## Directions for this task:
Extract the lines that carry the string "报名方式" from the listing.

>> Start Available data

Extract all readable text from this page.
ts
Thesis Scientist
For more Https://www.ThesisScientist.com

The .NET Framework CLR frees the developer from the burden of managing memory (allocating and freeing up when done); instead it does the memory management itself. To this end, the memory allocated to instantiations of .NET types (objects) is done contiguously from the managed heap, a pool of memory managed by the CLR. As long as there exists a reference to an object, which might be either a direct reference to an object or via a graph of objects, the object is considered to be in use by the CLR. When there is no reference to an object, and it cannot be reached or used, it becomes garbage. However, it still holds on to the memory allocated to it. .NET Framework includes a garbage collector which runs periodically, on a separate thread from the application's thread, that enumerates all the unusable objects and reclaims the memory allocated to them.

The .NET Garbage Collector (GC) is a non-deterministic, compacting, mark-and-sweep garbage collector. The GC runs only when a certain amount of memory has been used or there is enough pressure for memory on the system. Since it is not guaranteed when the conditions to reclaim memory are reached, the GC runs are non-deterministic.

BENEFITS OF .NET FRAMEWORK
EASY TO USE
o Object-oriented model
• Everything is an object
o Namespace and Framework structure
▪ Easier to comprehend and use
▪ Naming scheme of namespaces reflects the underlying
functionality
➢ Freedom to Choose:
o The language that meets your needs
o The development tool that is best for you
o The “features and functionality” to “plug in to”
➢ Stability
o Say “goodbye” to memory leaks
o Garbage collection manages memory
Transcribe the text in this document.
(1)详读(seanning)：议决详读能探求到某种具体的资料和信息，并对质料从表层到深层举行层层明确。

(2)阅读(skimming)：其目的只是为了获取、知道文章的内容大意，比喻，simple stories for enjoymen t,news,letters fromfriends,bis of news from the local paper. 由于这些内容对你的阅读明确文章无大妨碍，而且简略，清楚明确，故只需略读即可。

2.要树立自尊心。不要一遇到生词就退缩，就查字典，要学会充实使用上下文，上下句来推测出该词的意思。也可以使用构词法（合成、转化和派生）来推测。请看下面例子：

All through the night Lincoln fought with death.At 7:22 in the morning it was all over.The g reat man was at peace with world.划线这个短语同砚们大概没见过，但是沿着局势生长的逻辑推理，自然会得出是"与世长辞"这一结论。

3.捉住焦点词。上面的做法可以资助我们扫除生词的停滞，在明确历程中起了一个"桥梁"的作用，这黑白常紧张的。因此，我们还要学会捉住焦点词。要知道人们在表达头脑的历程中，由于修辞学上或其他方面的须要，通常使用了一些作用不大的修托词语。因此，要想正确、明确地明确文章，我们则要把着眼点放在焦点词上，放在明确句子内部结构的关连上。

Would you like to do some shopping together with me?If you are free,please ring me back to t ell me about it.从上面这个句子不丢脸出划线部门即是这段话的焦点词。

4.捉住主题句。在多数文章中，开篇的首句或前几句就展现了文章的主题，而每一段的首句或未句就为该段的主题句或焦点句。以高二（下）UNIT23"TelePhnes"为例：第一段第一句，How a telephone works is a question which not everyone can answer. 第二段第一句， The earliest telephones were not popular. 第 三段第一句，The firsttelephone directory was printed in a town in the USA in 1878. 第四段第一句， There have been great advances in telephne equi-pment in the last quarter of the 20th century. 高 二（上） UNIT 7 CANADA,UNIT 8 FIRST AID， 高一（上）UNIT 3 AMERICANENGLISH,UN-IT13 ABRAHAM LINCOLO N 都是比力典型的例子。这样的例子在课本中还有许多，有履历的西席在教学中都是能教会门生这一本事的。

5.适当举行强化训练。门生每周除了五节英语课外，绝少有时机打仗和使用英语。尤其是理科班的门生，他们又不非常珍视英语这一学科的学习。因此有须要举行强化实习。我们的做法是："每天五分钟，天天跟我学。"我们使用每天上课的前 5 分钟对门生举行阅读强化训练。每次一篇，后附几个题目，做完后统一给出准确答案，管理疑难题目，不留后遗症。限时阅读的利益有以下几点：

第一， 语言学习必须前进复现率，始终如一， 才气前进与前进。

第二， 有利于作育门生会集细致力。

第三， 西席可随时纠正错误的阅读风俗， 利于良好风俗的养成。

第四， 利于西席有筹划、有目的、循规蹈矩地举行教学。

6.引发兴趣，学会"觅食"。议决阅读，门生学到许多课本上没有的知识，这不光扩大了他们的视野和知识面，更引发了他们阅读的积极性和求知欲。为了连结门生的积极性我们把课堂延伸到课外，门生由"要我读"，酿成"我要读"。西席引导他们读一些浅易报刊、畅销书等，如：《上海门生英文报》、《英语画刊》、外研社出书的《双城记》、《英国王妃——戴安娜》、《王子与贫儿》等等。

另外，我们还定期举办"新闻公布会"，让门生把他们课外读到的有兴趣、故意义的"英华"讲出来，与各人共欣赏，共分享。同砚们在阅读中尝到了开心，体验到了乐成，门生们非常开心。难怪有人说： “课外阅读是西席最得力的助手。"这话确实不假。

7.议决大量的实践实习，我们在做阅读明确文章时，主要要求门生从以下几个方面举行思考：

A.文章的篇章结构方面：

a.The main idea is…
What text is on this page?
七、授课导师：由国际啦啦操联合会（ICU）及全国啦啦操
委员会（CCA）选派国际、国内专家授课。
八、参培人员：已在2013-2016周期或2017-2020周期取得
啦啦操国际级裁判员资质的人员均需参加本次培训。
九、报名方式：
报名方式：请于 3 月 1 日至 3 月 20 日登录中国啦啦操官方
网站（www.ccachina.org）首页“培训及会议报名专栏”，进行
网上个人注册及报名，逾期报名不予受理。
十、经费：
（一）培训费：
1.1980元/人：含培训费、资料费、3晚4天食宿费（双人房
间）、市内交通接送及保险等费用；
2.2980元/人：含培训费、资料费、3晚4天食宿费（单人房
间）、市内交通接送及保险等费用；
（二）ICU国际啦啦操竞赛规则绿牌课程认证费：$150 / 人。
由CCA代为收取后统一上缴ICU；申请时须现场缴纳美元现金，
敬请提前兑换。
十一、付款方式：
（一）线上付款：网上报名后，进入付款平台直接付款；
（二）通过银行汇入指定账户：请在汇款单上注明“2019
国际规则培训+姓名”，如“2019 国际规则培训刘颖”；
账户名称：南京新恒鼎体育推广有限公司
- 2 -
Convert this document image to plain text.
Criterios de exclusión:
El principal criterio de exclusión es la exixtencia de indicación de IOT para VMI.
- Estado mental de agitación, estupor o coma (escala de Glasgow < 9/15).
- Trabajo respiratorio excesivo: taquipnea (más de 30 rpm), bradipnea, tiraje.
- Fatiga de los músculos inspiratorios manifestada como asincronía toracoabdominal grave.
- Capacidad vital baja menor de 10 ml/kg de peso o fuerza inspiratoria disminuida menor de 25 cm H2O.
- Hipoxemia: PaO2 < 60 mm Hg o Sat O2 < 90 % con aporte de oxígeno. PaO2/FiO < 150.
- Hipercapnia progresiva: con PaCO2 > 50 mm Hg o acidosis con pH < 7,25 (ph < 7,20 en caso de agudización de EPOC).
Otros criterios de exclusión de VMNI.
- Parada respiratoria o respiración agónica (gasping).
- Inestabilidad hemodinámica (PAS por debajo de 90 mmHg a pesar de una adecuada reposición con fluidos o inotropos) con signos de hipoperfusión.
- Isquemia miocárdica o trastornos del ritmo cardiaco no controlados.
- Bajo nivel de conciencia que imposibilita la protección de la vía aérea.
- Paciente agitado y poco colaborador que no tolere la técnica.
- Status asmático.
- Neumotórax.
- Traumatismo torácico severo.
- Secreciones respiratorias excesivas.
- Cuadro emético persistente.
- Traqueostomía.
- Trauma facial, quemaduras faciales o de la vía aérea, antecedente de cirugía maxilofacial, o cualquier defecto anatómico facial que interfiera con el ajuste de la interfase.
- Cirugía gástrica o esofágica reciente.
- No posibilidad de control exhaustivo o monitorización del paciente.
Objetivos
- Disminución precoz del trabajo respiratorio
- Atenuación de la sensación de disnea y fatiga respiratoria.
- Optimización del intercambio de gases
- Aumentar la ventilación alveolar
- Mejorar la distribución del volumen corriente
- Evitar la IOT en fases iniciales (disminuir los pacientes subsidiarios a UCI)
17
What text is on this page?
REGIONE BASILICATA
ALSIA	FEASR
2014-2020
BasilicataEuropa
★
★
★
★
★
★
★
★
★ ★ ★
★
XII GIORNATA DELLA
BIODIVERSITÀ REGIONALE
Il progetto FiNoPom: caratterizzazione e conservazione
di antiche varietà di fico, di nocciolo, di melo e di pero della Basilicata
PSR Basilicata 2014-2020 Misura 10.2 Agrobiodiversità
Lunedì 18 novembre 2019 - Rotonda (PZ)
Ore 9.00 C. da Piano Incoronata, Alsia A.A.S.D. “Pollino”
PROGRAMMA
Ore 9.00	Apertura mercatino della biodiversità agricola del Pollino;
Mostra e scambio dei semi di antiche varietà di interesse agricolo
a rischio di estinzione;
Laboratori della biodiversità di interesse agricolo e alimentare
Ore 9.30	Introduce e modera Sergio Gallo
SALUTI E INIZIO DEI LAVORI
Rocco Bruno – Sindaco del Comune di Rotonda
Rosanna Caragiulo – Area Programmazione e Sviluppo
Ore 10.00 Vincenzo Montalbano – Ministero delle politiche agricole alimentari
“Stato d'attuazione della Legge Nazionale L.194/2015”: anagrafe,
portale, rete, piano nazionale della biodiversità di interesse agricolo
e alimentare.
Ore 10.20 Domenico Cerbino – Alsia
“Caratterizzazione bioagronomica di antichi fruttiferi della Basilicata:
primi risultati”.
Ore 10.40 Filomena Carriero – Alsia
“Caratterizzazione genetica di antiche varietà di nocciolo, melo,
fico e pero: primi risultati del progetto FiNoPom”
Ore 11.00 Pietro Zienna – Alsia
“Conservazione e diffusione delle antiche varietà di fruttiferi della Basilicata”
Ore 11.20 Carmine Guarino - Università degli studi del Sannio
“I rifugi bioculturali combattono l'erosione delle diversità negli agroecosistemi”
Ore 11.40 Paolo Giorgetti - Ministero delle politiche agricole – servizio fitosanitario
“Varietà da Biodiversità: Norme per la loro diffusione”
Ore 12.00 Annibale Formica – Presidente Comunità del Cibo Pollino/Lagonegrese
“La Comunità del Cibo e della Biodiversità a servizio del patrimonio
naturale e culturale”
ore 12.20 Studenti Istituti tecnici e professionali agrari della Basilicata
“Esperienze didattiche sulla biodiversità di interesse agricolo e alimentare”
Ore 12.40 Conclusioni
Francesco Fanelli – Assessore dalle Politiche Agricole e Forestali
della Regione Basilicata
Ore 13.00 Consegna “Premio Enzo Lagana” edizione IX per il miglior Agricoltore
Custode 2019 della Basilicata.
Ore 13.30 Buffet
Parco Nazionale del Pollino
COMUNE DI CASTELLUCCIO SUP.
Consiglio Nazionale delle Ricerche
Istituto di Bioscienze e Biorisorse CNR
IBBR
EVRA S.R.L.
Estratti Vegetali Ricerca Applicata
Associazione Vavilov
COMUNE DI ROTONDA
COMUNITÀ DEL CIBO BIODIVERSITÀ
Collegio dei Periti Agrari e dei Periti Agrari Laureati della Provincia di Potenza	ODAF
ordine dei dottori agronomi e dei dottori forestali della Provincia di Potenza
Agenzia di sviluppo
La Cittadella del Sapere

>> End Available data

## Full answer:
九、报名方式：
报名方式：请于 3 月 1 日至 3 月 20 日登录中国啦啦操官方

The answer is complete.